■ **Dataset excerpt**:
# # # # #
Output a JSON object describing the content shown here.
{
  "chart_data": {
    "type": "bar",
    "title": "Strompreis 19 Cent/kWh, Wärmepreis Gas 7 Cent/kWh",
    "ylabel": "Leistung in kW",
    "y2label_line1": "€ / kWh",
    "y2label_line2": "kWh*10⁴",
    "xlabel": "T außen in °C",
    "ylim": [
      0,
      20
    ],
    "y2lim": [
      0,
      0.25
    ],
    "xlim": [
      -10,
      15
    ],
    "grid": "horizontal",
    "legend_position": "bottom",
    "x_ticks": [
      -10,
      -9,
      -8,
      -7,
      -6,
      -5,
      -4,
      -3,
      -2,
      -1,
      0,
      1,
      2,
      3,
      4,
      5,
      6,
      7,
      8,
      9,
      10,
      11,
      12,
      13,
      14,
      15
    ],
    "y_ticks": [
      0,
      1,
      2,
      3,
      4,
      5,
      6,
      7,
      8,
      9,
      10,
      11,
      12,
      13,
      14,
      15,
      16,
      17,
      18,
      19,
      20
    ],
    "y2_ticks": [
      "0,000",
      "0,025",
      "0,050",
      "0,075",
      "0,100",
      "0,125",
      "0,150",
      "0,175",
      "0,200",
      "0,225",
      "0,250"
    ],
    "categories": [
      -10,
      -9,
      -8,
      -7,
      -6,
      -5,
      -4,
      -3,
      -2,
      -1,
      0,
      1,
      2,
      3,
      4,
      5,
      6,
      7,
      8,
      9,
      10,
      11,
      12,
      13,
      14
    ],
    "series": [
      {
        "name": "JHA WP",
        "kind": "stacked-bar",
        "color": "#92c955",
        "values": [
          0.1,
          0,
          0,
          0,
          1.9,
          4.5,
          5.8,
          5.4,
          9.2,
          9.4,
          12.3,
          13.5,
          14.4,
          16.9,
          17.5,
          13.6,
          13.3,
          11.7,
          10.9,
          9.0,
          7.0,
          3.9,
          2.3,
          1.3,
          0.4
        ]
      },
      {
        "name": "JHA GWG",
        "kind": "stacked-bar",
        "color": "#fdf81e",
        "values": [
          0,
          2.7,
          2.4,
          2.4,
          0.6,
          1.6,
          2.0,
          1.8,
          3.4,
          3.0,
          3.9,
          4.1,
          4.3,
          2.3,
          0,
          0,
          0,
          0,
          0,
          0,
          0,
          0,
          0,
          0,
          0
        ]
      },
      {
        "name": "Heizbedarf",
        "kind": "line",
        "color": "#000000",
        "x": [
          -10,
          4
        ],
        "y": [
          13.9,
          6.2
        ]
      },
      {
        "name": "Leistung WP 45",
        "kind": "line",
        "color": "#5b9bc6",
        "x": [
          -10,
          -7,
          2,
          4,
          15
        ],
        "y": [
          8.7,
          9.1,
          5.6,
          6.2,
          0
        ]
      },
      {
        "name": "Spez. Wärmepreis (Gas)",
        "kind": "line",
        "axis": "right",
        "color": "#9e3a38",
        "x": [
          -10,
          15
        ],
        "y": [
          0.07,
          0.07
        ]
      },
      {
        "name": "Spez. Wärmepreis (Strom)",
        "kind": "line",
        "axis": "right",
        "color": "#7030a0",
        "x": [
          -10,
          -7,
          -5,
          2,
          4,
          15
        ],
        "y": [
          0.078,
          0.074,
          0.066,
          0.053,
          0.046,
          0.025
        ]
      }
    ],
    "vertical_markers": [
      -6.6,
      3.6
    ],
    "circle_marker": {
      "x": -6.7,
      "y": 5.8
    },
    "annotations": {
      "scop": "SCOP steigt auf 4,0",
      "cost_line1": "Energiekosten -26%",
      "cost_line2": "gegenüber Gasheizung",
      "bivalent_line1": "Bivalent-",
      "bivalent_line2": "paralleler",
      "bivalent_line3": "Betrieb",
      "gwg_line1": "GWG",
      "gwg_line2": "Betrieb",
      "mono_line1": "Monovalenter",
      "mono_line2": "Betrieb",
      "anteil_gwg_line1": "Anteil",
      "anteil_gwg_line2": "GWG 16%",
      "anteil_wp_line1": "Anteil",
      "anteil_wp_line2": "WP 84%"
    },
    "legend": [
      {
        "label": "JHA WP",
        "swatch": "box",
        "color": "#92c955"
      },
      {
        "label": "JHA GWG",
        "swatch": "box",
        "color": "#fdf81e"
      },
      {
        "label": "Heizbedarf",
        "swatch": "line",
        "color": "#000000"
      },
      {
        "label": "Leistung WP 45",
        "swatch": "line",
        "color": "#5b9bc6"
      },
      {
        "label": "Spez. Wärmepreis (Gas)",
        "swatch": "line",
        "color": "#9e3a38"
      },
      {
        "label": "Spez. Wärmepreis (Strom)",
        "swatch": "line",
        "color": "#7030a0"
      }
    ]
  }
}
# # # # #
■ **Task goal**:
Type out the material again exactly as presented.

■ **Task solution**:
Output a JSON object describing the content shown here.
{
  "chart_data": {
    "type": "bar",
    "title": "Strompreis 19 Cent/kWh, Wärmepreis Gas 7 Cent/kWh",
    "ylabel": "Leistung in kW",
    "y2label_line1": "€ / kWh",
    "y2label_line2": "kWh*10⁴",
    "xlabel": "T außen in °C",
    "ylim": [
      0,
      20
    ],
    "y2lim": [
      0,
      0.25
    ],
    "xlim": [
      -10,
      15
    ],
    "grid": "horizontal",
    "legend_position": "bottom",
    "x_ticks": [
      -10,
      -9,
      -8,
      -7,
      -6,
      -5,
      -4,
      -3,
      -2,
      -1,
      0,
      1,
      2,
      3,
      4,
      5,
      6,
      7,
      8,
      9,
      10,
      11,
      12,
      13,
      14,
      15
    ],
    "y_ticks": [
      0,
      1,
      2,
      3,
      4,
      5,
      6,
      7,
      8,
      9,
      10,
      11,
      12,
      13,
      14,
      15,
      16,
      17,
      18,
      19,
      20
    ],
    "y2_ticks": [
      "0,000",
      "0,025",
      "0,050",
      "0,075",
      "0,100",
      "0,125",
      "0,150",
      "0,175",
      "0,200",
      "0,225",
      "0,250"
    ],
    "categories": [
      -10,
      -9,
      -8,
      -7,
      -6,
      -5,
      -4,
      -3,
      -2,
      -1,
      0,
      1,
      2,
      3,
      4,
      5,
      6,
      7,
      8,
      9,
      10,
      11,
      12,
      13,
      14
    ],
    "series": [
      {
        "name": "JHA WP",
        "kind": "stacked-bar",
        "color": "#92c955",
        "values": [
          0.1,
          0,
          0,
          0,
          1.9,
          4.5,
          5.8,
          5.4,
          9.2,
          9.4,
          12.3,
          13.5,
          14.4,
          16.9,
          17.5,
          13.6,
          13.3,
          11.7,
          10.9,
          9.0,
          7.0,
          3.9,
          2.3,
          1.3,
          0.4
        ]
      },
      {
        "name": "JHA GWG",
        "kind": "stacked-bar",
        "color": "#fdf81e",
        "values": [
          0,
          2.7,
          2.4,
          2.4,
          0.6,
          1.6,
          2.0,
          1.8,
          3.4,
          3.0,
          3.9,
          4.1,
          4.3,
          2.3,
          0,
          0,
          0,
          0,
          0,
          0,
          0,
          0,
          0,
          0,
          0
        ]
      },
      {
        "name": "Heizbedarf",
        "kind": "line",
        "color": "#000000",
        "x": [
          -10,
          4
        ],
        "y": [
          13.9,
          6.2
        ]
      },
      {
        "name": "Leistung WP 45",
        "kind": "line",
        "color": "#5b9bc6",
        "x": [
          -10,
          -7,
          2,
          4,
          15
        ],
        "y": [
          8.7,
          9.1,
          5.6,
          6.2,
          0
        ]
      },
      {
        "name": "Spez. Wärmepreis (Gas)",
        "kind": "line",
        "axis": "right",
        "color": "#9e3a38",
        "x": [
          -10,
          15
        ],
        "y": [
          0.07,
          0.07
        ]
      },
      {
        "name": "Spez. Wärmepreis (Strom)",
        "kind": "line",
        "axis": "right",
        "color": "#7030a0",
        "x": [
          -10,
          -7,
          -5,
          2,
          4,
          15
        ],
        "y": [
          0.078,
          0.074,
          0.066,
          0.053,
          0.046,
          0.025
        ]
      }
    ],
    "vertical_markers": [
      -6.6,
      3.6
    ],
    "circle_marker": {
      "x": -6.7,
      "y": 5.8
    },
    "annotations": {
      "scop": "SCOP steigt auf 4,0",
      "cost_line1": "Energiekosten -26%",
      "cost_line2": "gegenüber Gasheizung",
      "bivalent_line1": "Bivalent-",
      "bivalent_line2": "paralleler",
      "bivalent_line3": "Betrieb",
      "gwg_line1": "GWG",
      "gwg_line2": "Betrieb",
      "mono_line1": "Monovalenter",
      "mono_line2": "Betrieb",
      "anteil_gwg_line1": "Anteil",
      "anteil_gwg_line2": "GWG 16%",
      "anteil_wp_line1": "Anteil",
      "anteil_wp_line2": "WP 84%"
    },
    "legend": [
      {
        "label": "JHA WP",
        "swatch": "box",
        "color": "#92c955"
      },
      {
        "label": "JHA GWG",
        "swatch": "box",
        "color": "#fdf81e"
      },
      {
        "label": "Heizbedarf",
        "swatch": "line",
        "color": "#000000"
      },
      {
        "label": "Leistung WP 45",
        "swatch": "line",
        "color": "#5b9bc6"
      },
      {
        "label": "Spez. Wärmepreis (Gas)",
        "swatch": "line",
        "color": "#9e3a38"
      },
      {
        "label": "Spez. Wärmepreis (Strom)",
        "swatch": "line",
        "color": "#7030a0"
      }
    ]
  }
}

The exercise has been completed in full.